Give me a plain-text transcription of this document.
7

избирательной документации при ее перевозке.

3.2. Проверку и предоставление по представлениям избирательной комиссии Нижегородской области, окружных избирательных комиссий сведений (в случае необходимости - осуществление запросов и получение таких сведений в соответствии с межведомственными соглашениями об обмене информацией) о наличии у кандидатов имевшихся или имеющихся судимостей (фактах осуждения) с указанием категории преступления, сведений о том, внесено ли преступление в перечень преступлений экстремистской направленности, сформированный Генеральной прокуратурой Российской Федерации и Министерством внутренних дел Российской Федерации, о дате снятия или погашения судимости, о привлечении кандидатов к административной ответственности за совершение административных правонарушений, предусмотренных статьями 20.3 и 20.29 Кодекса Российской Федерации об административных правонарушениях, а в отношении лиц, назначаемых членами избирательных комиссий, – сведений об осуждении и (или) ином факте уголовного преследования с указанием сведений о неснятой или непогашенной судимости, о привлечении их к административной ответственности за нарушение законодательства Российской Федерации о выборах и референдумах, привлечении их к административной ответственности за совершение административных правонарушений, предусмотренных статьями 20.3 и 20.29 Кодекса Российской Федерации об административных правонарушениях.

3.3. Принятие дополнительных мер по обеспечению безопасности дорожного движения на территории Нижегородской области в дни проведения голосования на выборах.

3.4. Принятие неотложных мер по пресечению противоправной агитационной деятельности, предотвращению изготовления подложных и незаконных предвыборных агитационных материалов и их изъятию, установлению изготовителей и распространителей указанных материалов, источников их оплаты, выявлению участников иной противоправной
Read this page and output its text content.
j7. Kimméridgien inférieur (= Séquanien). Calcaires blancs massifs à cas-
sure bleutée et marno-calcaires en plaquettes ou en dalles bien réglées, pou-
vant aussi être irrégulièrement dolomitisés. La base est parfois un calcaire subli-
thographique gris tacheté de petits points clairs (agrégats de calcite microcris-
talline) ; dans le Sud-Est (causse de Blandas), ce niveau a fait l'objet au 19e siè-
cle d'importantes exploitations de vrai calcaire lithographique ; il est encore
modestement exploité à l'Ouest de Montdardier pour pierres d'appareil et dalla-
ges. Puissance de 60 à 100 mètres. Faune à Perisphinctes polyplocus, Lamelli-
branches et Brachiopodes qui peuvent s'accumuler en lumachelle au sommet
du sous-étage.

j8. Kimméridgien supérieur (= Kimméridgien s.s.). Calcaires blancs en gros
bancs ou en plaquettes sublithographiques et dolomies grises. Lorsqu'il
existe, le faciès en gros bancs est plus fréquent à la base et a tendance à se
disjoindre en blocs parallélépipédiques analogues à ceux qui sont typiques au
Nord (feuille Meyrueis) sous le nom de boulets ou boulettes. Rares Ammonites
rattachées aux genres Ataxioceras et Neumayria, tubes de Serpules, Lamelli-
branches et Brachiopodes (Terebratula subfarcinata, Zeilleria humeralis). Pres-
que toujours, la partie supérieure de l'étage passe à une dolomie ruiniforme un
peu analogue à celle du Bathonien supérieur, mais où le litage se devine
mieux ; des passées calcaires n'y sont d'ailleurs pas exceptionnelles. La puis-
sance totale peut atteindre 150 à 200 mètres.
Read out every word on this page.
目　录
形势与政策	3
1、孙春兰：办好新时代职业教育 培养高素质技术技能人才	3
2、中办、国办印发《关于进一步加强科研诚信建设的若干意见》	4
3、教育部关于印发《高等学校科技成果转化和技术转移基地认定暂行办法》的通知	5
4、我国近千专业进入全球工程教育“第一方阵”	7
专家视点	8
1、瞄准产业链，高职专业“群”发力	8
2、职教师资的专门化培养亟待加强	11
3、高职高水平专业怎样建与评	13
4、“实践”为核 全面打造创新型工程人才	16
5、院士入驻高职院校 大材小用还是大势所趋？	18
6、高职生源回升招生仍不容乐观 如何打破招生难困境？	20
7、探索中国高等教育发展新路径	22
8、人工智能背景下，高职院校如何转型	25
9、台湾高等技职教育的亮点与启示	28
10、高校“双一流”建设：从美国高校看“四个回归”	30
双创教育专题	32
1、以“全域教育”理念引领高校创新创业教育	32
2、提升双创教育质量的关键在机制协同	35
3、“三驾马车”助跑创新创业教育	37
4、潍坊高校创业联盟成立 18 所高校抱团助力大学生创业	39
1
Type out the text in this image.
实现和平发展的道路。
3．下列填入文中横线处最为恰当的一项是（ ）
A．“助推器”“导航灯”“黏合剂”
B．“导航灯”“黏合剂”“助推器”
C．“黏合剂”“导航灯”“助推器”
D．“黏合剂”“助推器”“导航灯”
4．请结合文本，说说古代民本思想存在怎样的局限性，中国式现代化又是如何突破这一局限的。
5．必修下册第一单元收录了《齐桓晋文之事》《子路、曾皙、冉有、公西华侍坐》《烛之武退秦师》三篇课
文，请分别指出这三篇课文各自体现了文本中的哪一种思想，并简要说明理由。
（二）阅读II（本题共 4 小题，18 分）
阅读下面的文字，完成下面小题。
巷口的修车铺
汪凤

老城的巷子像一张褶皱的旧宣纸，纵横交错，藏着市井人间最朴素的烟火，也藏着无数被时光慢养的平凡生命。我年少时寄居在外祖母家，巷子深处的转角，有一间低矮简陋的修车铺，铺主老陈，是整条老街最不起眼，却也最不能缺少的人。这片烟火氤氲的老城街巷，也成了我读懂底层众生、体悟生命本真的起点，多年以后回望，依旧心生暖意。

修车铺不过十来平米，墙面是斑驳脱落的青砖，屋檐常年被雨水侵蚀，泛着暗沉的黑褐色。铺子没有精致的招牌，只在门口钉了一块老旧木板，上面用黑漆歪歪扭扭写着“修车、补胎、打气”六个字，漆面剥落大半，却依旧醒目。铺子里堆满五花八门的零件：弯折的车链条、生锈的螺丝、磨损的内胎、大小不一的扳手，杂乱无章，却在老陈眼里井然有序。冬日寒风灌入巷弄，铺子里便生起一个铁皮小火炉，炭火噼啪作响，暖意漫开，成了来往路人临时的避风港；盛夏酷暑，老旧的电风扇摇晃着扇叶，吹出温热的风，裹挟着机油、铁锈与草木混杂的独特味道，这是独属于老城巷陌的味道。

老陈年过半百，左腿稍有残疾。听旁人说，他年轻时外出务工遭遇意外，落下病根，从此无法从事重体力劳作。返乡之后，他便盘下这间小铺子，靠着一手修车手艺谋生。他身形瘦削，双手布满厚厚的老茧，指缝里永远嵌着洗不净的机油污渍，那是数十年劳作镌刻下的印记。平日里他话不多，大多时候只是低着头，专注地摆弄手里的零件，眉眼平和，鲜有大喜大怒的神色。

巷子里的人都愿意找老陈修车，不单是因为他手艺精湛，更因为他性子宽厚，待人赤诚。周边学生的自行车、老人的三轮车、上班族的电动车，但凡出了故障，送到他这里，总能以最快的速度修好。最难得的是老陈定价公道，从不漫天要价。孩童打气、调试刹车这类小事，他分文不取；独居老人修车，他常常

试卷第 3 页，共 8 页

^^^^^^^^

▸ **DIRECTIONS**
Restate each record exactly as written.

▸ **SOLUTION**
Give me a plain-text transcription of this document.
7

избирательной документации при ее перевозке.

3.2. Проверку и предоставление по представлениям избирательной комиссии Нижегородской области, окружных избирательных комиссий сведений (в случае необходимости - осуществление запросов и получение таких сведений в соответствии с межведомственными соглашениями об обмене информацией) о наличии у кандидатов имевшихся или имеющихся судимостей (фактах осуждения) с указанием категории преступления, сведений о том, внесено ли преступление в перечень преступлений экстремистской направленности, сформированный Генеральной прокуратурой Российской Федерации и Министерством внутренних дел Российской Федерации, о дате снятия или погашения судимости, о привлечении кандидатов к административной ответственности за совершение административных правонарушений, предусмотренных статьями 20.3 и 20.29 Кодекса Российской Федерации об административных правонарушениях, а в отношении лиц, назначаемых членами избирательных комиссий, – сведений об осуждении и (или) ином факте уголовного преследования с указанием сведений о неснятой или непогашенной судимости, о привлечении их к административной ответственности за нарушение законодательства Российской Федерации о выборах и референдумах, привлечении их к административной ответственности за совершение административных правонарушений, предусмотренных статьями 20.3 и 20.29 Кодекса Российской Федерации об административных правонарушениях.

3.3. Принятие дополнительных мер по обеспечению безопасности дорожного движения на территории Нижегородской области в дни проведения голосования на выборах.

3.4. Принятие неотложных мер по пресечению противоправной агитационной деятельности, предотвращению изготовления подложных и незаконных предвыборных агитационных материалов и их изъятию, установлению изготовителей и распространителей указанных материалов, источников их оплаты, выявлению участников иной противоправной
Read this page and output its text content.
j7. Kimméridgien inférieur (= Séquanien). Calcaires blancs massifs à cas-
sure bleutée et marno-calcaires en plaquettes ou en dalles bien réglées, pou-
vant aussi être irrégulièrement dolomitisés. La base est parfois un calcaire subli-
thographique gris tacheté de petits points clairs (agrégats de calcite microcris-
talline) ; dans le Sud-Est (causse de Blandas), ce niveau a fait l'objet au 19e siè-
cle d'importantes exploitations de vrai calcaire lithographique ; il est encore
modestement exploité à l'Ouest de Montdardier pour pierres d'appareil et dalla-
ges. Puissance de 60 à 100 mètres. Faune à Perisphinctes polyplocus, Lamelli-
branches et Brachiopodes qui peuvent s'accumuler en lumachelle au sommet
du sous-étage.

j8. Kimméridgien supérieur (= Kimméridgien s.s.). Calcaires blancs en gros
bancs ou en plaquettes sublithographiques et dolomies grises. Lorsqu'il
existe, le faciès en gros bancs est plus fréquent à la base et a tendance à se
disjoindre en blocs parallélépipédiques analogues à ceux qui sont typiques au
Nord (feuille Meyrueis) sous le nom de boulets ou boulettes. Rares Ammonites
rattachées aux genres Ataxioceras et Neumayria, tubes de Serpules, Lamelli-
branches et Brachiopodes (Terebratula subfarcinata, Zeilleria humeralis). Pres-
que toujours, la partie supérieure de l'étage passe à une dolomie ruiniforme un
peu analogue à celle du Bathonien supérieur, mais où le litage se devine
mieux ; des passées calcaires n'y sont d'ailleurs pas exceptionnelles. La puis-
sance totale peut atteindre 150 à 200 mètres.
Read out every word on this page.
目　录
形势与政策	3
1、孙春兰：办好新时代职业教育 培养高素质技术技能人才	3
2、中办、国办印发《关于进一步加强科研诚信建设的若干意见》	4
3、教育部关于印发《高等学校科技成果转化和技术转移基地认定暂行办法》的通知	5
4、我国近千专业进入全球工程教育“第一方阵”	7
专家视点	8
1、瞄准产业链，高职专业“群”发力	8
2、职教师资的专门化培养亟待加强	11
3、高职高水平专业怎样建与评	13
4、“实践”为核 全面打造创新型工程人才	16
5、院士入驻高职院校 大材小用还是大势所趋？	18
6、高职生源回升招生仍不容乐观 如何打破招生难困境？	20
7、探索中国高等教育发展新路径	22
8、人工智能背景下，高职院校如何转型	25
9、台湾高等技职教育的亮点与启示	28
10、高校“双一流”建设：从美国高校看“四个回归”	30
双创教育专题	32
1、以“全域教育”理念引领高校创新创业教育	32
2、提升双创教育质量的关键在机制协同	35
3、“三驾马车”助跑创新创业教育	37
4、潍坊高校创业联盟成立 18 所高校抱团助力大学生创业	39
1
Type out the text in this image.
实现和平发展的道路。
3．下列填入文中横线处最为恰当的一项是（ ）
A．“助推器”“导航灯”“黏合剂”
B．“导航灯”“黏合剂”“助推器”
C．“黏合剂”“导航灯”“助推器”
D．“黏合剂”“助推器”“导航灯”
4．请结合文本，说说古代民本思想存在怎样的局限性，中国式现代化又是如何突破这一局限的。
5．必修下册第一单元收录了《齐桓晋文之事》《子路、曾皙、冉有、公西华侍坐》《烛之武退秦师》三篇课
文，请分别指出这三篇课文各自体现了文本中的哪一种思想，并简要说明理由。
（二）阅读II（本题共 4 小题，18 分）
阅读下面的文字，完成下面小题。
巷口的修车铺
汪凤

老城的巷子像一张褶皱的旧宣纸，纵横交错，藏着市井人间最朴素的烟火，也藏着无数被时光慢养的平凡生命。我年少时寄居在外祖母家，巷子深处的转角，有一间低矮简陋的修车铺，铺主老陈，是整条老街最不起眼，却也最不能缺少的人。这片烟火氤氲的老城街巷，也成了我读懂底层众生、体悟生命本真的起点，多年以后回望，依旧心生暖意。

修车铺不过十来平米，墙面是斑驳脱落的青砖，屋檐常年被雨水侵蚀，泛着暗沉的黑褐色。铺子没有精致的招牌，只在门口钉了一块老旧木板，上面用黑漆歪歪扭扭写着“修车、补胎、打气”六个字，漆面剥落大半，却依旧醒目。铺子里堆满五花八门的零件：弯折的车链条、生锈的螺丝、磨损的内胎、大小不一的扳手，杂乱无章，却在老陈眼里井然有序。冬日寒风灌入巷弄，铺子里便生起一个铁皮小火炉，炭火噼啪作响，暖意漫开，成了来往路人临时的避风港；盛夏酷暑，老旧的电风扇摇晃着扇叶，吹出温热的风，裹挟着机油、铁锈与草木混杂的独特味道，这是独属于老城巷陌的味道。

老陈年过半百，左腿稍有残疾。听旁人说，他年轻时外出务工遭遇意外，落下病根，从此无法从事重体力劳作。返乡之后，他便盘下这间小铺子，靠着一手修车手艺谋生。他身形瘦削，双手布满厚厚的老茧，指缝里永远嵌着洗不净的机油污渍，那是数十年劳作镌刻下的印记。平日里他话不多，大多时候只是低着头，专注地摆弄手里的零件，眉眼平和，鲜有大喜大怒的神色。

巷子里的人都愿意找老陈修车，不单是因为他手艺精湛，更因为他性子宽厚，待人赤诚。周边学生的自行车、老人的三轮车、上班族的电动车，但凡出了故障，送到他这里，总能以最快的速度修好。最难得的是老陈定价公道，从不漫天要价。孩童打气、调试刹车这类小事，他分文不取；独居老人修车，他常常

试卷第 3 页，共 8 页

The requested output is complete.